Reproduce each line exactly. Skip none.

(Items from a dataset)
::::::
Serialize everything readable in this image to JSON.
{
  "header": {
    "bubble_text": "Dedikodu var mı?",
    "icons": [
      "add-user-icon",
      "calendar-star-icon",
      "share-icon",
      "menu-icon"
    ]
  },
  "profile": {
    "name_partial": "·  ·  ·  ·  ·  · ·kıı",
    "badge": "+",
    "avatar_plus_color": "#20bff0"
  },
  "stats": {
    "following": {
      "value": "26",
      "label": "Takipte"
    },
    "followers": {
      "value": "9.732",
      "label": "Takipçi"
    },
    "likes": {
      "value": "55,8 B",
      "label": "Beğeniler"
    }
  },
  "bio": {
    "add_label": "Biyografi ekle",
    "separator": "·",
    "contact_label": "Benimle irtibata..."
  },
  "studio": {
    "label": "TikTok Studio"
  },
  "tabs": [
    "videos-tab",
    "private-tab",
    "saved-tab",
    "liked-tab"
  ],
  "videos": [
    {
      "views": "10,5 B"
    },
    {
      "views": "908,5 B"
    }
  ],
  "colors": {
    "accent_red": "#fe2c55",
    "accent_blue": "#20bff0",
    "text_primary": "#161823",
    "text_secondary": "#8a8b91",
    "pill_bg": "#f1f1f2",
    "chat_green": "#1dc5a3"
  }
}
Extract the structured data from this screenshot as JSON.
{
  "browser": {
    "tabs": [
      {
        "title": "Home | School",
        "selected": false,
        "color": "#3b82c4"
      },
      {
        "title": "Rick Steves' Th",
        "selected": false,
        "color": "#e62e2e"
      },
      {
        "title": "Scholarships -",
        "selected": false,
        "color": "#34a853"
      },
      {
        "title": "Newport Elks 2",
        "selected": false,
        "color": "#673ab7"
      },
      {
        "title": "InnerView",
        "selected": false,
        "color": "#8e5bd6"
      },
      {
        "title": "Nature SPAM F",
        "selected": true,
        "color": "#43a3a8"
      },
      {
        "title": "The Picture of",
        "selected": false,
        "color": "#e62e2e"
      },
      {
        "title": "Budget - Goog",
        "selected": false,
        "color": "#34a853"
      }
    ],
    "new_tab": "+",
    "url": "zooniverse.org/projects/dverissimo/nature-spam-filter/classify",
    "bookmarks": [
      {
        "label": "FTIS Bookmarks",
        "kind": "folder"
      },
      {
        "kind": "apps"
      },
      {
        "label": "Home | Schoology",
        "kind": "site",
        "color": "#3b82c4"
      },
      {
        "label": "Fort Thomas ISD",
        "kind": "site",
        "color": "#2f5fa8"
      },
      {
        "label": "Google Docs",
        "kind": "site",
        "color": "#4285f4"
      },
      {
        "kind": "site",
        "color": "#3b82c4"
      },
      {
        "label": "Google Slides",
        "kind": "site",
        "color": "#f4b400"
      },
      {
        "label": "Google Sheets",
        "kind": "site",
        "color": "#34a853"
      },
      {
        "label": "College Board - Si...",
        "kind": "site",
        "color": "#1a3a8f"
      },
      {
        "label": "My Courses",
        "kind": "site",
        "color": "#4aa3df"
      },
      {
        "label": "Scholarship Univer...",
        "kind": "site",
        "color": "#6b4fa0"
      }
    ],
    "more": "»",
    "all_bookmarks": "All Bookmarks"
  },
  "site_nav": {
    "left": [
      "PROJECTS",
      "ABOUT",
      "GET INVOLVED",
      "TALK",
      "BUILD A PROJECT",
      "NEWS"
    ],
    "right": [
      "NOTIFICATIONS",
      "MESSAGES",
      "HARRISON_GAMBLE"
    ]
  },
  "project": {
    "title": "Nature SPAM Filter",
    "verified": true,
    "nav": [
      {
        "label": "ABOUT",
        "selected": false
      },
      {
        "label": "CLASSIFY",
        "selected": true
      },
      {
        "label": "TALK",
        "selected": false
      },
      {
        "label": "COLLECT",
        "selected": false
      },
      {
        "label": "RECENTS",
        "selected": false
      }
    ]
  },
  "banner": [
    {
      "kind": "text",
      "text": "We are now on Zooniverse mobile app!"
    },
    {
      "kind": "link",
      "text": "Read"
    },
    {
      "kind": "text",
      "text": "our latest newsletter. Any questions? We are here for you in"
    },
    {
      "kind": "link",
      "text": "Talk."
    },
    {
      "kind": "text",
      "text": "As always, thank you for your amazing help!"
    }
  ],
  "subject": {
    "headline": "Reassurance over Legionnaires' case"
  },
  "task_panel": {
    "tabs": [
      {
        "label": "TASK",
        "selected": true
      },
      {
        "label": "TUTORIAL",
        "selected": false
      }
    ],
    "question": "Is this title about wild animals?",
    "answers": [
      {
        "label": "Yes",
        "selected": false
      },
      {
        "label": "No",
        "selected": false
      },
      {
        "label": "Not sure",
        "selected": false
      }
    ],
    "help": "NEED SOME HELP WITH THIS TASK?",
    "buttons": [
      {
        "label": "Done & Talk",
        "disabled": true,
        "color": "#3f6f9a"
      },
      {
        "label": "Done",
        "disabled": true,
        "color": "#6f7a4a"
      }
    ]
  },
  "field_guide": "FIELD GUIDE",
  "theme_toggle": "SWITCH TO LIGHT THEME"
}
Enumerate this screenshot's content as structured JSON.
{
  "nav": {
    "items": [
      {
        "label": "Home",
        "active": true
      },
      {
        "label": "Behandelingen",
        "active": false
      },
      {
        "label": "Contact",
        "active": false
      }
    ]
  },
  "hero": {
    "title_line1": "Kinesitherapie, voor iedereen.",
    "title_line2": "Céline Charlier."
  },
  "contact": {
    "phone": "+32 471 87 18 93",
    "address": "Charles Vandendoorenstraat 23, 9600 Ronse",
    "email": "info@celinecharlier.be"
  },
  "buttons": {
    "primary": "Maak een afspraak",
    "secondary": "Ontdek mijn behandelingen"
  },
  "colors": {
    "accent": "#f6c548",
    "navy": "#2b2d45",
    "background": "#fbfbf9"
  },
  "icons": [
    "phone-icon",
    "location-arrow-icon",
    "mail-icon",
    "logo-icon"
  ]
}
::::::
■ Full response:
Serialize everything readable in this image to JSON.
{
  "header": {
    "bubble_text": "Dedikodu var mı?",
    "icons": [
      "add-user-icon",
      "calendar-star-icon",
      "share-icon",
      "menu-icon"
    ]
  },
  "profile": {
    "name_partial": "·  ·  ·  ·  ·  · ·kıı",
    "badge": "+",
    "avatar_plus_color": "#20bff0"
  },
  "stats": {
    "following": {
      "value": "26",
      "label": "Takipte"
    },
    "followers": {
      "value": "9.732",
      "label": "Takipçi"
    },
    "likes": {
      "value": "55,8 B",
      "label": "Beğeniler"
    }
  },
  "bio": {
    "add_label": "Biyografi ekle",
    "separator": "·",
    "contact_label": "Benimle irtibata..."
  },
  "studio": {
    "label": "TikTok Studio"
  },
  "tabs": [
    "videos-tab",
    "private-tab",
    "saved-tab",
    "liked-tab"
  ],
  "videos": [
    {
      "views": "10,5 B"
    },
    {
      "views": "908,5 B"
    }
  ],
  "colors": {
    "accent_red": "#fe2c55",
    "accent_blue": "#20bff0",
    "text_primary": "#161823",
    "text_secondary": "#8a8b91",
    "pill_bg": "#f1f1f2",
    "chat_green": "#1dc5a3"
  }
}
Extract the structured data from this screenshot as JSON.
{
  "browser": {
    "tabs": [
      {
        "title": "Home | School",
        "selected": false,
        "color": "#3b82c4"
      },
      {
        "title": "Rick Steves' Th",
        "selected": false,
        "color": "#e62e2e"
      },
      {
        "title": "Scholarships -",
        "selected": false,
        "color": "#34a853"
      },
      {
        "title": "Newport Elks 2",
        "selected": false,
        "color": "#673ab7"
      },
      {
        "title": "InnerView",
        "selected": false,
        "color": "#8e5bd6"
      },
      {
        "title": "Nature SPAM F",
        "selected": true,
        "color": "#43a3a8"
      },
      {
        "title": "The Picture of",
        "selected": false,
        "color": "#e62e2e"
      },
      {
        "title": "Budget - Goog",
        "selected": false,
        "color": "#34a853"
      }
    ],
    "new_tab": "+",
    "url": "zooniverse.org/projects/dverissimo/nature-spam-filter/classify",
    "bookmarks": [
      {
        "label": "FTIS Bookmarks",
        "kind": "folder"
      },
      {
        "kind": "apps"
      },
      {
        "label": "Home | Schoology",
        "kind": "site",
        "color": "#3b82c4"
      },
      {
        "label": "Fort Thomas ISD",
        "kind": "site",
        "color": "#2f5fa8"
      },
      {
        "label": "Google Docs",
        "kind": "site",
        "color": "#4285f4"
      },
      {
        "kind": "site",
        "color": "#3b82c4"
      },
      {
        "label": "Google Slides",
        "kind": "site",
        "color": "#f4b400"
      },
      {
        "label": "Google Sheets",
        "kind": "site",
        "color": "#34a853"
      },
      {
        "label": "College Board - Si...",
        "kind": "site",
        "color": "#1a3a8f"
      },
      {
        "label": "My Courses",
        "kind": "site",
        "color": "#4aa3df"
      },
      {
        "label": "Scholarship Univer...",
        "kind": "site",
        "color": "#6b4fa0"
      }
    ],
    "more": "»",
    "all_bookmarks": "All Bookmarks"
  },
  "site_nav": {
    "left": [
      "PROJECTS",
      "ABOUT",
      "GET INVOLVED",
      "TALK",
      "BUILD A PROJECT",
      "NEWS"
    ],
    "right": [
      "NOTIFICATIONS",
      "MESSAGES",
      "HARRISON_GAMBLE"
    ]
  },
  "project": {
    "title": "Nature SPAM Filter",
    "verified": true,
    "nav": [
      {
        "label": "ABOUT",
        "selected": false
      },
      {
        "label": "CLASSIFY",
        "selected": true
      },
      {
        "label": "TALK",
        "selected": false
      },
      {
        "label": "COLLECT",
        "selected": false
      },
      {
        "label": "RECENTS",
        "selected": false
      }
    ]
  },
  "banner": [
    {
      "kind": "text",
      "text": "We are now on Zooniverse mobile app!"
    },
    {
      "kind": "link",
      "text": "Read"
    },
    {
      "kind": "text",
      "text": "our latest newsletter. Any questions? We are here for you in"
    },
    {
      "kind": "link",
      "text": "Talk."
    },
    {
      "kind": "text",
      "text": "As always, thank you for your amazing help!"
    }
  ],
  "subject": {
    "headline": "Reassurance over Legionnaires' case"
  },
  "task_panel": {
    "tabs": [
      {
        "label": "TASK",
        "selected": true
      },
      {
        "label": "TUTORIAL",
        "selected": false
      }
    ],
    "question": "Is this title about wild animals?",
    "answers": [
      {
        "label": "Yes",
        "selected": false
      },
      {
        "label": "No",
        "selected": false
      },
      {
        "label": "Not sure",
        "selected": false
      }
    ],
    "help": "NEED SOME HELP WITH THIS TASK?",
    "buttons": [
      {
        "label": "Done & Talk",
        "disabled": true,
        "color": "#3f6f9a"
      },
      {
        "label": "Done",
        "disabled": true,
        "color": "#6f7a4a"
      }
    ]
  },
  "field_guide": "FIELD GUIDE",
  "theme_toggle": "SWITCH TO LIGHT THEME"
}
Enumerate this screenshot's content as structured JSON.
{
  "nav": {
    "items": [
      {
        "label": "Home",
        "active": true
      },
      {
        "label": "Behandelingen",
        "active": false
      },
      {
        "label": "Contact",
        "active": false
      }
    ]
  },
  "hero": {
    "title_line1": "Kinesitherapie, voor iedereen.",
    "title_line2": "Céline Charlier."
  },
  "contact": {
    "phone": "+32 471 87 18 93",
    "address": "Charles Vandendoorenstraat 23, 9600 Ronse",
    "email": "info@celinecharlier.be"
  },
  "buttons": {
    "primary": "Maak een afspraak",
    "secondary": "Ontdek mijn behandelingen"
  },
  "colors": {
    "accent": "#f6c548",
    "navy": "#2b2d45",
    "background": "#fbfbf9"
  },
  "icons": [
    "phone-icon",
    "location-arrow-icon",
    "mail-icon",
    "logo-icon"
  ]
}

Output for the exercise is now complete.